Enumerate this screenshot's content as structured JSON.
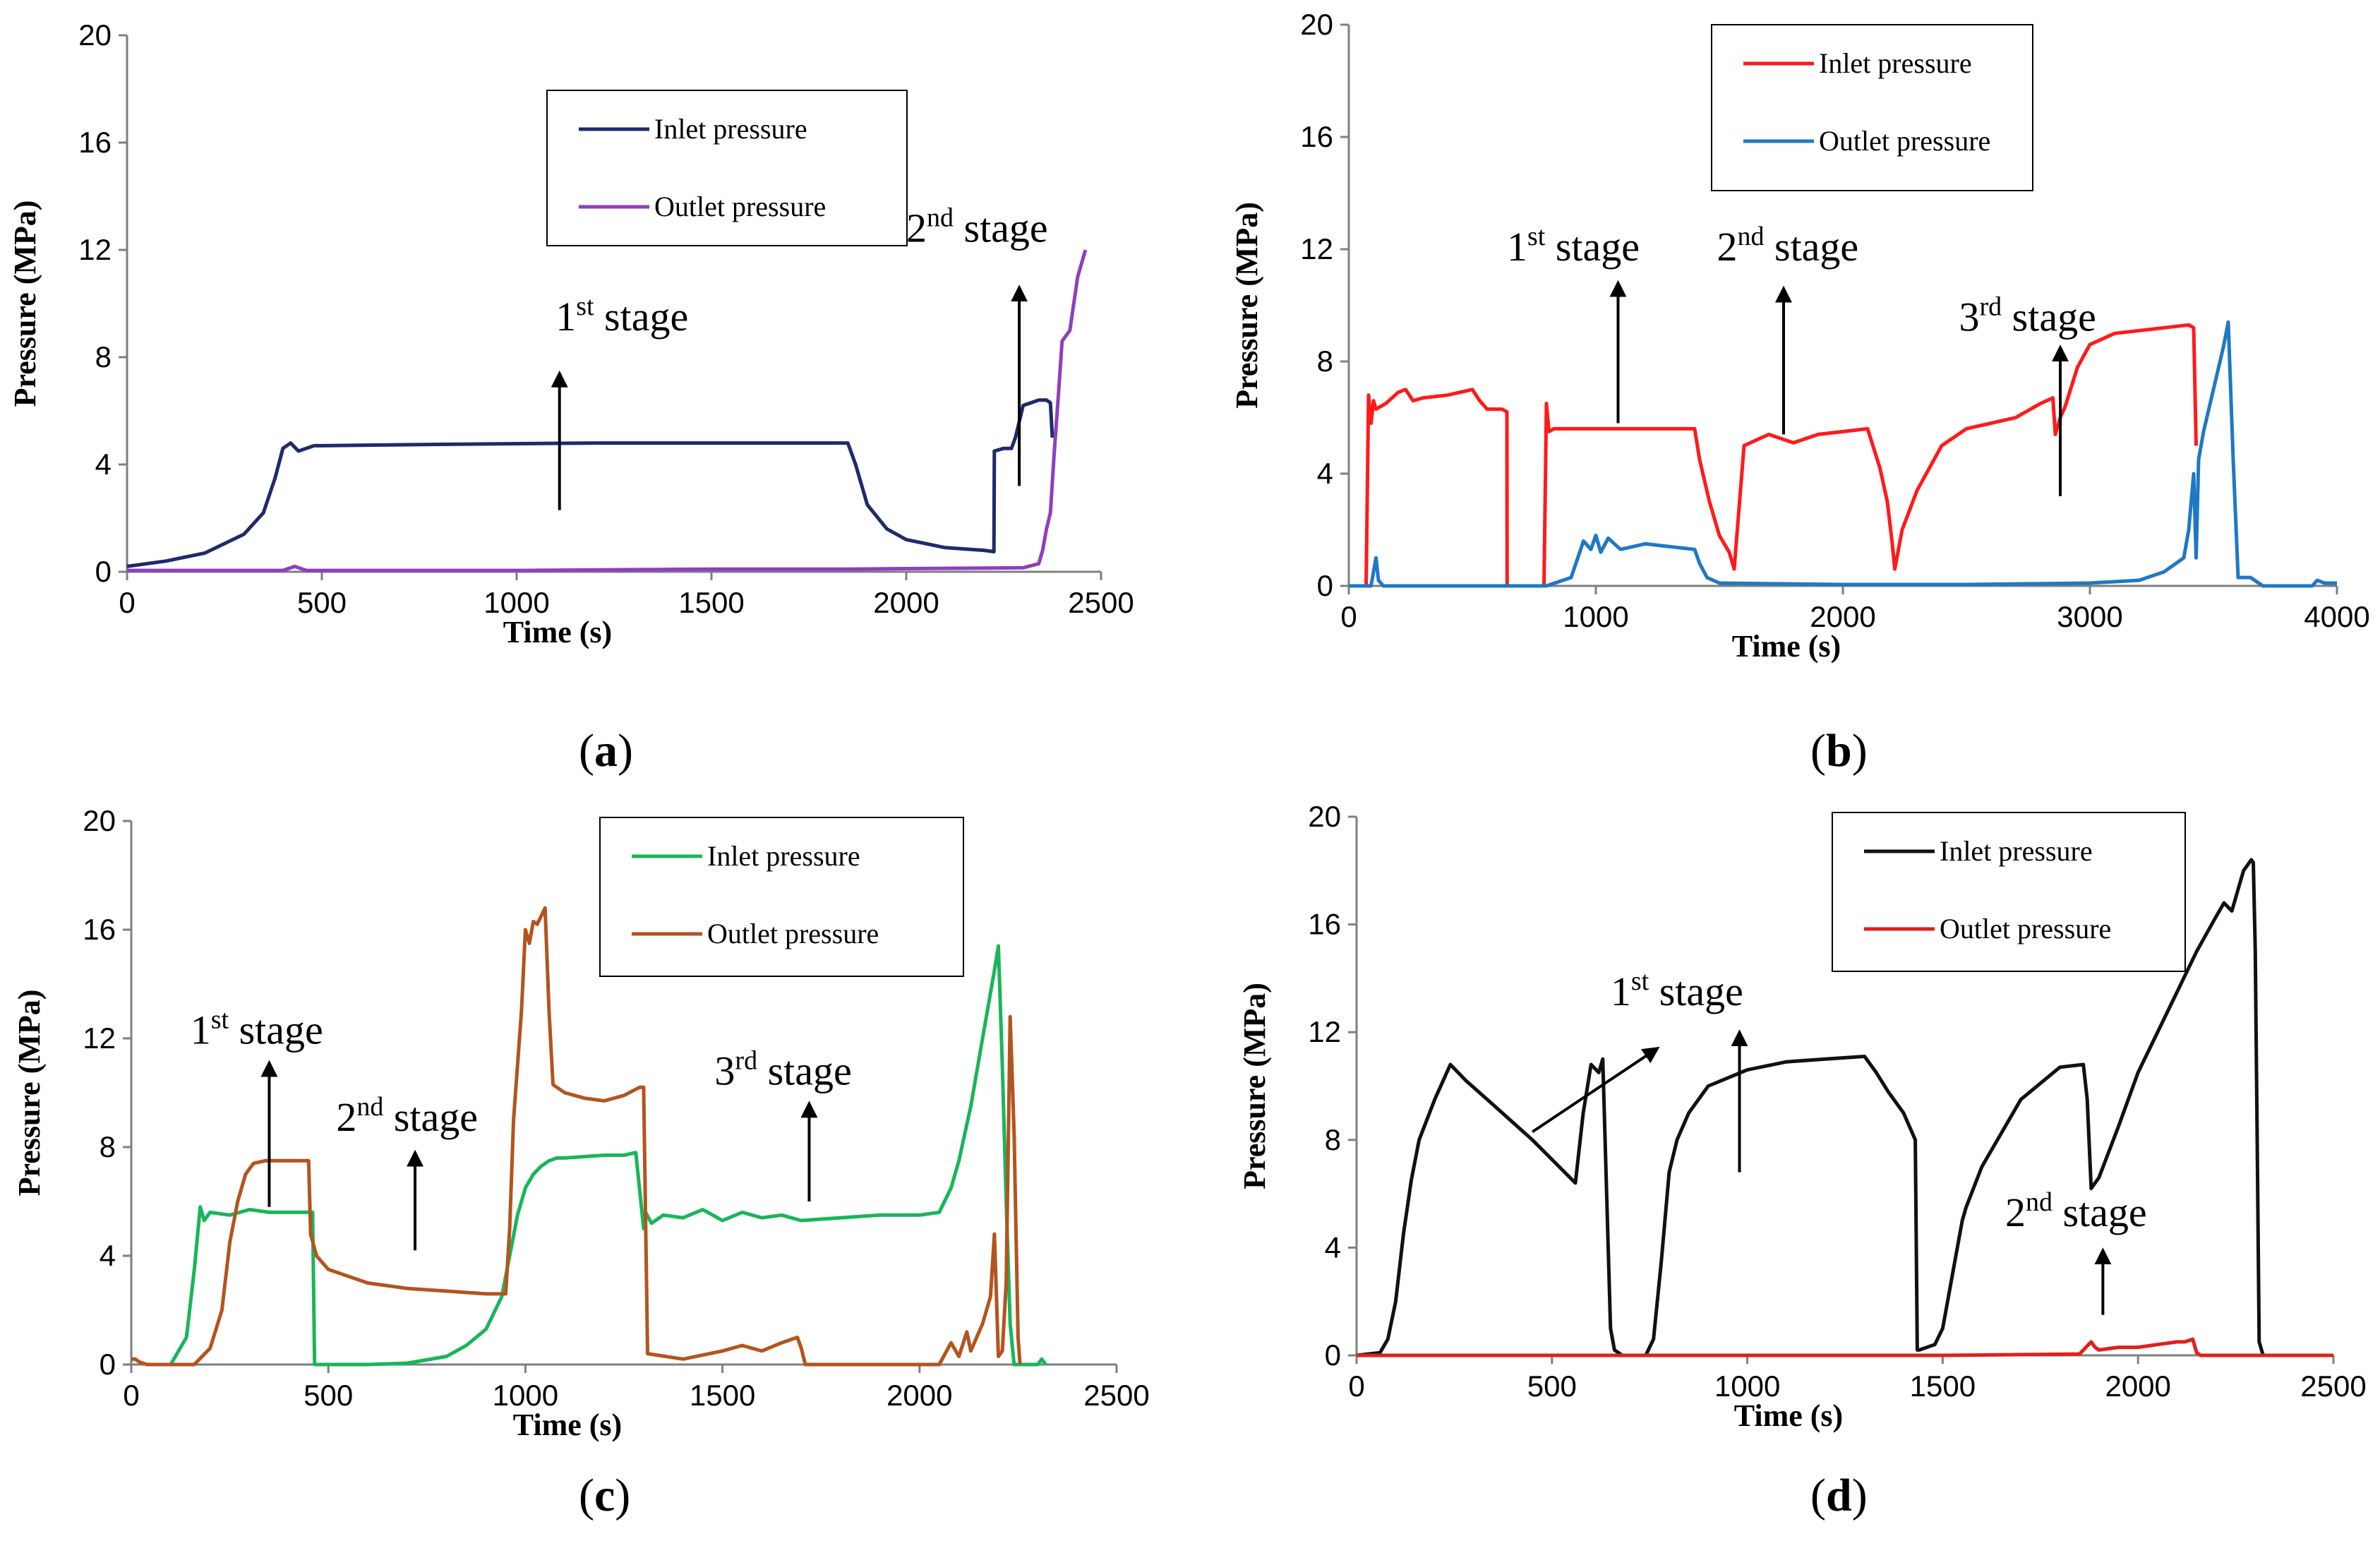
{
  "charts": [
    {
      "panel_label": "a",
      "type": "line",
      "xlabel": "Time (s)",
      "ylabel": "Pressure (MPa)",
      "xlim": [
        0,
        2500
      ],
      "ylim": [
        0,
        20
      ],
      "xticks": [
        0,
        500,
        1000,
        1500,
        2000,
        2500
      ],
      "yticks": [
        0,
        4,
        8,
        12,
        16,
        20
      ],
      "legend": {
        "position": "top-center"
      },
      "series": [
        {
          "name": "Inlet pressure",
          "color": "#1f2a6b",
          "x": [
            0,
            100,
            200,
            300,
            350,
            380,
            400,
            420,
            440,
            480,
            500,
            800,
            1200,
            1600,
            1850,
            1870,
            1900,
            1950,
            2000,
            2100,
            2200,
            2225,
            2226,
            2250,
            2270,
            2280,
            2300,
            2320,
            2340,
            2360,
            2370,
            2375
          ],
          "y": [
            0.2,
            0.4,
            0.7,
            1.4,
            2.2,
            3.5,
            4.6,
            4.8,
            4.5,
            4.7,
            4.7,
            4.75,
            4.8,
            4.8,
            4.8,
            4.0,
            2.5,
            1.6,
            1.2,
            0.9,
            0.8,
            0.75,
            4.5,
            4.6,
            4.6,
            5.0,
            6.2,
            6.3,
            6.4,
            6.4,
            6.3,
            5.0
          ]
        },
        {
          "name": "Outlet pressure",
          "color": "#8e3fc0",
          "x": [
            0,
            400,
            430,
            460,
            1000,
            1500,
            1850,
            2300,
            2340,
            2350,
            2360,
            2370,
            2380,
            2390,
            2400,
            2410,
            2420,
            2440,
            2460
          ],
          "y": [
            0.05,
            0.05,
            0.2,
            0.05,
            0.05,
            0.1,
            0.1,
            0.15,
            0.3,
            0.8,
            1.6,
            2.2,
            4.5,
            6.5,
            8.6,
            8.8,
            9.0,
            11.0,
            12.0
          ]
        }
      ],
      "annotations": [
        {
          "base": "1",
          "sup": "st",
          "rest": " stage",
          "at": [
            1100,
            9.0
          ],
          "arrow_from": [
            1110,
            2.3
          ],
          "arrow_to": [
            1110,
            7.4
          ]
        },
        {
          "base": "2",
          "sup": "nd",
          "rest": " stage",
          "at": [
            2000,
            12.3
          ],
          "arrow_from": [
            2290,
            3.2
          ],
          "arrow_to": [
            2290,
            10.6
          ]
        }
      ]
    },
    {
      "panel_label": "b",
      "type": "line",
      "xlabel": "Time (s)",
      "ylabel": "Pressure (MPa)",
      "xlim": [
        0,
        4000
      ],
      "ylim": [
        0,
        20
      ],
      "xticks": [
        0,
        1000,
        2000,
        3000,
        4000
      ],
      "yticks": [
        0,
        4,
        8,
        12,
        16,
        20
      ],
      "legend": {
        "position": "top-center"
      },
      "series": [
        {
          "name": "Inlet pressure",
          "color": "#ff1a1a",
          "x": [
            70,
            80,
            90,
            100,
            110,
            150,
            200,
            230,
            260,
            300,
            400,
            500,
            530,
            560,
            620,
            640,
            641,
            790,
            800,
            810,
            830,
            900,
            1000,
            1200,
            1400,
            1420,
            1460,
            1500,
            1540,
            1560,
            1580,
            1600,
            1700,
            1800,
            1900,
            2000,
            2100,
            2150,
            2180,
            2200,
            2210,
            2240,
            2300,
            2400,
            2500,
            2600,
            2700,
            2800,
            2850,
            2860,
            2880,
            2900,
            2950,
            3000,
            3100,
            3200,
            3300,
            3400,
            3420,
            3430
          ],
          "y": [
            0,
            6.8,
            5.8,
            6.6,
            6.3,
            6.5,
            6.9,
            7.0,
            6.6,
            6.7,
            6.8,
            7.0,
            6.6,
            6.3,
            6.3,
            6.2,
            0,
            0,
            6.5,
            5.5,
            5.6,
            5.6,
            5.6,
            5.6,
            5.6,
            4.5,
            3.0,
            1.8,
            1.2,
            0.6,
            2.8,
            5.0,
            5.4,
            5.1,
            5.4,
            5.5,
            5.6,
            4.2,
            3.0,
            1.5,
            0.6,
            2.0,
            3.4,
            5.0,
            5.6,
            5.8,
            6.0,
            6.5,
            6.7,
            5.4,
            6.0,
            6.4,
            7.8,
            8.6,
            9.0,
            9.1,
            9.2,
            9.3,
            9.2,
            5.0
          ]
        },
        {
          "name": "Outlet pressure",
          "color": "#1f78c4",
          "x": [
            0,
            90,
            110,
            120,
            140,
            800,
            900,
            950,
            980,
            1000,
            1020,
            1050,
            1100,
            1200,
            1300,
            1400,
            1420,
            1450,
            1500,
            2000,
            2500,
            3000,
            3200,
            3300,
            3380,
            3400,
            3420,
            3430,
            3440,
            3460,
            3500,
            3540,
            3560,
            3580,
            3600,
            3650,
            3700,
            3900,
            3920,
            3950,
            4000
          ],
          "y": [
            0,
            0,
            1.0,
            0.2,
            0,
            0,
            0.3,
            1.6,
            1.3,
            1.8,
            1.2,
            1.7,
            1.3,
            1.5,
            1.4,
            1.3,
            0.8,
            0.3,
            0.1,
            0.05,
            0.05,
            0.1,
            0.2,
            0.5,
            1.0,
            2.0,
            4.0,
            1.0,
            4.5,
            5.5,
            7.0,
            8.5,
            9.4,
            4.5,
            0.3,
            0.3,
            0,
            0,
            0.2,
            0.1,
            0.1
          ]
        }
      ],
      "annotations": [
        {
          "base": "1",
          "sup": "st",
          "rest": " stage",
          "at": [
            640,
            11.6
          ],
          "arrow_from": [
            1090,
            5.8
          ],
          "arrow_to": [
            1090,
            10.8
          ]
        },
        {
          "base": "2",
          "sup": "nd",
          "rest": " stage",
          "at": [
            1490,
            11.6
          ],
          "arrow_from": [
            1760,
            5.4
          ],
          "arrow_to": [
            1760,
            10.6
          ]
        },
        {
          "base": "3",
          "sup": "rd",
          "rest": " stage",
          "at": [
            2470,
            9.1
          ],
          "arrow_from": [
            2880,
            3.2
          ],
          "arrow_to": [
            2880,
            8.5
          ]
        }
      ]
    },
    {
      "panel_label": "c",
      "type": "line",
      "xlabel": "Time (s)",
      "ylabel": "Pressure (MPa)",
      "xlim": [
        0,
        2500
      ],
      "ylim": [
        0,
        20
      ],
      "xticks": [
        0,
        500,
        1000,
        1500,
        2000,
        2500
      ],
      "yticks": [
        0,
        4,
        8,
        12,
        16,
        20
      ],
      "legend": {
        "position": "top-right"
      },
      "series": [
        {
          "name": "Inlet pressure",
          "color": "#19b55a",
          "x": [
            100,
            140,
            160,
            175,
            185,
            200,
            250,
            300,
            350,
            400,
            440,
            460,
            465,
            500,
            600,
            700,
            800,
            850,
            900,
            940,
            960,
            980,
            1000,
            1020,
            1040,
            1060,
            1080,
            1100,
            1200,
            1250,
            1280,
            1300,
            1305,
            1320,
            1350,
            1400,
            1450,
            1500,
            1550,
            1600,
            1650,
            1700,
            1800,
            1900,
            2000,
            2050,
            2080,
            2100,
            2130,
            2160,
            2190,
            2200,
            2210,
            2220,
            2230,
            2240,
            2300,
            2310,
            2320
          ],
          "y": [
            0,
            1.0,
            3.5,
            5.8,
            5.3,
            5.6,
            5.5,
            5.7,
            5.6,
            5.6,
            5.6,
            5.6,
            0,
            0,
            0,
            0.05,
            0.3,
            0.7,
            1.3,
            2.5,
            4.0,
            5.5,
            6.5,
            7.0,
            7.3,
            7.5,
            7.6,
            7.6,
            7.7,
            7.7,
            7.8,
            5.0,
            5.6,
            5.2,
            5.5,
            5.4,
            5.7,
            5.3,
            5.6,
            5.4,
            5.5,
            5.3,
            5.4,
            5.5,
            5.5,
            5.6,
            6.5,
            7.5,
            9.5,
            12.0,
            14.5,
            15.4,
            11.0,
            6.0,
            1.5,
            0,
            0,
            0.2,
            0
          ]
        },
        {
          "name": "Outlet pressure",
          "color": "#b3541e",
          "x": [
            0,
            10,
            20,
            40,
            160,
            200,
            230,
            250,
            270,
            290,
            310,
            340,
            380,
            420,
            450,
            455,
            470,
            500,
            600,
            700,
            800,
            900,
            950,
            960,
            970,
            990,
            1000,
            1010,
            1020,
            1030,
            1050,
            1060,
            1070,
            1100,
            1150,
            1200,
            1250,
            1290,
            1300,
            1310,
            1400,
            1500,
            1550,
            1600,
            1650,
            1690,
            1700,
            1710,
            2050,
            2080,
            2100,
            2120,
            2130,
            2160,
            2180,
            2190,
            2200,
            2210,
            2220,
            2230,
            2240,
            2250,
            2255
          ],
          "y": [
            0.2,
            0.2,
            0.1,
            0,
            0,
            0.6,
            2.0,
            4.5,
            6.0,
            7.0,
            7.4,
            7.5,
            7.5,
            7.5,
            7.5,
            4.8,
            4.0,
            3.5,
            3.0,
            2.8,
            2.7,
            2.6,
            2.6,
            5.0,
            9.0,
            13.0,
            16.0,
            15.5,
            16.3,
            16.2,
            16.8,
            13.0,
            10.3,
            10.0,
            9.8,
            9.7,
            9.9,
            10.2,
            10.2,
            0.4,
            0.2,
            0.5,
            0.7,
            0.5,
            0.8,
            1.0,
            0.6,
            0,
            0,
            0.8,
            0.3,
            1.2,
            0.5,
            1.5,
            2.5,
            4.8,
            0.3,
            0.5,
            3.0,
            12.8,
            8.5,
            1.0,
            0
          ]
        }
      ],
      "annotations": [
        {
          "base": "1",
          "sup": "st",
          "rest": " stage",
          "at": [
            150,
            11.8
          ],
          "arrow_from": [
            350,
            5.8
          ],
          "arrow_to": [
            350,
            11.1
          ]
        },
        {
          "base": "2",
          "sup": "nd",
          "rest": " stage",
          "at": [
            520,
            8.6
          ],
          "arrow_from": [
            720,
            4.2
          ],
          "arrow_to": [
            720,
            7.8
          ]
        },
        {
          "base": "3",
          "sup": "rd",
          "rest": " stage",
          "at": [
            1480,
            10.3
          ],
          "arrow_from": [
            1720,
            6.0
          ],
          "arrow_to": [
            1720,
            9.6
          ]
        }
      ]
    },
    {
      "panel_label": "d",
      "type": "line",
      "xlabel": "Time (s)",
      "ylabel": "Pressure (MPa)",
      "xlim": [
        0,
        2500
      ],
      "ylim": [
        0,
        20
      ],
      "xticks": [
        0,
        500,
        1000,
        1500,
        2000,
        2500
      ],
      "yticks": [
        0,
        4,
        8,
        12,
        16,
        20
      ],
      "legend": {
        "position": "top-right"
      },
      "series": [
        {
          "name": "Inlet pressure",
          "color": "#111111",
          "x": [
            0,
            60,
            80,
            100,
            120,
            140,
            160,
            200,
            240,
            280,
            350,
            450,
            560,
            580,
            600,
            620,
            630,
            640,
            650,
            660,
            670,
            680,
            740,
            760,
            780,
            800,
            820,
            850,
            900,
            1000,
            1100,
            1200,
            1300,
            1330,
            1360,
            1400,
            1430,
            1435,
            1440,
            1480,
            1500,
            1550,
            1560,
            1600,
            1700,
            1800,
            1860,
            1870,
            1880,
            1900,
            1950,
            2000,
            2050,
            2100,
            2150,
            2200,
            2220,
            2240,
            2260,
            2270,
            2290,
            2295,
            2300,
            2305,
            2310,
            2320
          ],
          "y": [
            0,
            0.1,
            0.6,
            2.0,
            4.5,
            6.5,
            8.0,
            9.5,
            10.8,
            10.2,
            9.3,
            8.0,
            6.4,
            9.0,
            10.8,
            10.5,
            11.0,
            6.0,
            1.0,
            0.2,
            0.1,
            0,
            0,
            0.6,
            3.5,
            6.8,
            8.0,
            9.0,
            10.0,
            10.6,
            10.9,
            11.0,
            11.1,
            10.5,
            9.8,
            9.0,
            8.0,
            0.2,
            0.2,
            0.4,
            1.0,
            5.0,
            5.5,
            7.0,
            9.5,
            10.7,
            10.8,
            9.5,
            6.2,
            6.6,
            8.5,
            10.5,
            12.0,
            13.5,
            15.0,
            16.3,
            16.8,
            16.5,
            17.5,
            18.0,
            18.4,
            18.3,
            15.0,
            8.0,
            0.5,
            0
          ]
        },
        {
          "name": "Outlet pressure",
          "color": "#e0201b",
          "x": [
            0,
            500,
            1000,
            1500,
            1850,
            1880,
            1890,
            1900,
            1950,
            2000,
            2050,
            2100,
            2120,
            2140,
            2150,
            2160,
            2300,
            2500
          ],
          "y": [
            0,
            0,
            0,
            0,
            0.05,
            0.5,
            0.3,
            0.2,
            0.3,
            0.3,
            0.4,
            0.5,
            0.5,
            0.6,
            0.1,
            0,
            0,
            0
          ]
        }
      ],
      "annotations": [
        {
          "base": "1",
          "sup": "st",
          "rest": " stage",
          "at": [
            650,
            13.0
          ],
          "arrow_from": [
            450,
            8.3
          ],
          "arrow_to": [
            770,
            11.4
          ],
          "arrow2_from": [
            980,
            6.8
          ],
          "arrow2_to": [
            980,
            12.0
          ]
        },
        {
          "base": "2",
          "sup": "nd",
          "rest": " stage",
          "at": [
            1660,
            4.8
          ],
          "arrow_from": [
            1910,
            1.5
          ],
          "arrow_to": [
            1910,
            3.9
          ]
        }
      ]
    }
  ]
}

| Given task |
Read through the entries and copy each line in which "color" appears.

| Result for this task |
          "color": "#1f2a6b",
          "color": "#8e3fc0",
          "color": "#ff1a1a",
          "color": "#1f78c4",
          "color": "#19b55a",
          "color": "#b3541e",
          "color": "#111111",
          "color": "#e0201b",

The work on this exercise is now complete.